▶ _DATASET RECORDS_:
------------------------------------------------
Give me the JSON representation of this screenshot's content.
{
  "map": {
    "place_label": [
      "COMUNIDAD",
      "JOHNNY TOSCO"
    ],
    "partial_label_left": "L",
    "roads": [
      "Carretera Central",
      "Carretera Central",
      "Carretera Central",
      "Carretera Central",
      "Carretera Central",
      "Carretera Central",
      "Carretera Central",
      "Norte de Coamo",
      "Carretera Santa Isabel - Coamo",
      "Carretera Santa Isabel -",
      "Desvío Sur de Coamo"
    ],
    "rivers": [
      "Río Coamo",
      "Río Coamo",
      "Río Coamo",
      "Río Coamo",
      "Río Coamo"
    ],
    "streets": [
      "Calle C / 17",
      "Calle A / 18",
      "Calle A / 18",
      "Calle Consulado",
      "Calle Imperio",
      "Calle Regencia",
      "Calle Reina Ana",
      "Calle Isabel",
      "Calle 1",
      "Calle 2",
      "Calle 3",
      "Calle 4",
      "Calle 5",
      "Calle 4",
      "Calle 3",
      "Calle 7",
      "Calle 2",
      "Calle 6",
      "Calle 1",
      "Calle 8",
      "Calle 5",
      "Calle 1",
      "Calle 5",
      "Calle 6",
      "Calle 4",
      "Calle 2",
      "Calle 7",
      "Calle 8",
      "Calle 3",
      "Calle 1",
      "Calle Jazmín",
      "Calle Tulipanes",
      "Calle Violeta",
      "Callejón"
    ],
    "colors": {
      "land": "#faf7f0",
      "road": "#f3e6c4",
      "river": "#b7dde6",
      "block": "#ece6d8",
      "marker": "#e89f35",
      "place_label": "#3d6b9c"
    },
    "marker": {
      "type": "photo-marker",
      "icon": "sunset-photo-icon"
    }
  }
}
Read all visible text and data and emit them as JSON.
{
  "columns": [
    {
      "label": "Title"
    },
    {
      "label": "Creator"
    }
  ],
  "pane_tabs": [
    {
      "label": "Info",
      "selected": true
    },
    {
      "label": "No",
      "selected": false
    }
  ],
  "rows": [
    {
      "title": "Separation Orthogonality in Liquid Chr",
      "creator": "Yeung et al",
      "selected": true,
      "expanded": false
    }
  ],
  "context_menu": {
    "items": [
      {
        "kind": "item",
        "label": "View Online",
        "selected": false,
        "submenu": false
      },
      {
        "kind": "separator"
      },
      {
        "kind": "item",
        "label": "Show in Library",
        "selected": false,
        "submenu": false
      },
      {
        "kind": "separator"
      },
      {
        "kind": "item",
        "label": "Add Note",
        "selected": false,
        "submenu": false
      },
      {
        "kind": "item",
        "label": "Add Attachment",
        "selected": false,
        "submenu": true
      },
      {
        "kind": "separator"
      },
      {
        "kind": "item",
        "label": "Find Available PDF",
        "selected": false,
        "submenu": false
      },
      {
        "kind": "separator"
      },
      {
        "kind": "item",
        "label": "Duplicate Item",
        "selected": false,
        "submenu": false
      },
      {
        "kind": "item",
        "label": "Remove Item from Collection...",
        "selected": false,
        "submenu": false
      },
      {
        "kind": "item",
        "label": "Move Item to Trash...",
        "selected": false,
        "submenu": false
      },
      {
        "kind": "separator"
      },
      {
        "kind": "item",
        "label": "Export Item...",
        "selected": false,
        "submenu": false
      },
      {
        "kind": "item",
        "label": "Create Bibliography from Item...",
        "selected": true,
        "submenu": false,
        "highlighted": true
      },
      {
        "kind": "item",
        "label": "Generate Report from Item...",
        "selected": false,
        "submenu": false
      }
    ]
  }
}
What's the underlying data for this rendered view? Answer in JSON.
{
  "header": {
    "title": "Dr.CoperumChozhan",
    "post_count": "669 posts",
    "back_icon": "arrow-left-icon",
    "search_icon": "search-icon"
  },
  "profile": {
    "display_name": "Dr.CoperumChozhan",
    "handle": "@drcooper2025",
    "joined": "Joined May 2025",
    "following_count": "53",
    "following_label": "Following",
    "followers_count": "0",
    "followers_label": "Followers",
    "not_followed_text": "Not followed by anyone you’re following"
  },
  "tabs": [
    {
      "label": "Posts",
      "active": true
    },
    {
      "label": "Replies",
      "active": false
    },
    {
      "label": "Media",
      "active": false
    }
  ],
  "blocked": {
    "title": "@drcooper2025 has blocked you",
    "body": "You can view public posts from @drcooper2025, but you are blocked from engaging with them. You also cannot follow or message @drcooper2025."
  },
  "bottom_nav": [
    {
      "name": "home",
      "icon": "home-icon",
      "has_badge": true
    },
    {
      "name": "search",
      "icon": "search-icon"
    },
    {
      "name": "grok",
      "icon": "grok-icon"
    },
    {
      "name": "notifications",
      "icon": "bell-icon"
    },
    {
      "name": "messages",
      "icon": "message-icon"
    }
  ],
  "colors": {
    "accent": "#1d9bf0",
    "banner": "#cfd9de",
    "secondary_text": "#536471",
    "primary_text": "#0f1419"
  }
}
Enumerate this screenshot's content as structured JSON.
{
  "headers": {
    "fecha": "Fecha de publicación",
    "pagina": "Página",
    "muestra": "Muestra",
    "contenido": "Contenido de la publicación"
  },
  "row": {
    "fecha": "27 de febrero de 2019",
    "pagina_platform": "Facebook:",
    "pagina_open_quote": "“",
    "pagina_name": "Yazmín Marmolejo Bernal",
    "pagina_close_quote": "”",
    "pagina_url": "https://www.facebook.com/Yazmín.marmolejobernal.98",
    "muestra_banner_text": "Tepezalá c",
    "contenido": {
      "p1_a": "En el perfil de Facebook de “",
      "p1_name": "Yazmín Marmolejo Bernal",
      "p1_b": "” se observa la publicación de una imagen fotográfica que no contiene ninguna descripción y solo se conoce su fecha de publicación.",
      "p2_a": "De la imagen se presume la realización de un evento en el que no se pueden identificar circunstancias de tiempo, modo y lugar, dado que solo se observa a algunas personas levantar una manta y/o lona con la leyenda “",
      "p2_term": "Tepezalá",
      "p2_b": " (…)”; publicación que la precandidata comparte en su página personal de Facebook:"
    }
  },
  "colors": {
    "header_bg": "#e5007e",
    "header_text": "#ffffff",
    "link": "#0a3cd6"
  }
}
------------------------------------------------
▶ _WHAT TO PRODUCE_:
Reproduce each line of the material containing the word "Tepezalá".

▶ _TASK OUTPUT_:
    "muestra_banner_text": "Tepezalá c",
      "p2_term": "Tepezalá",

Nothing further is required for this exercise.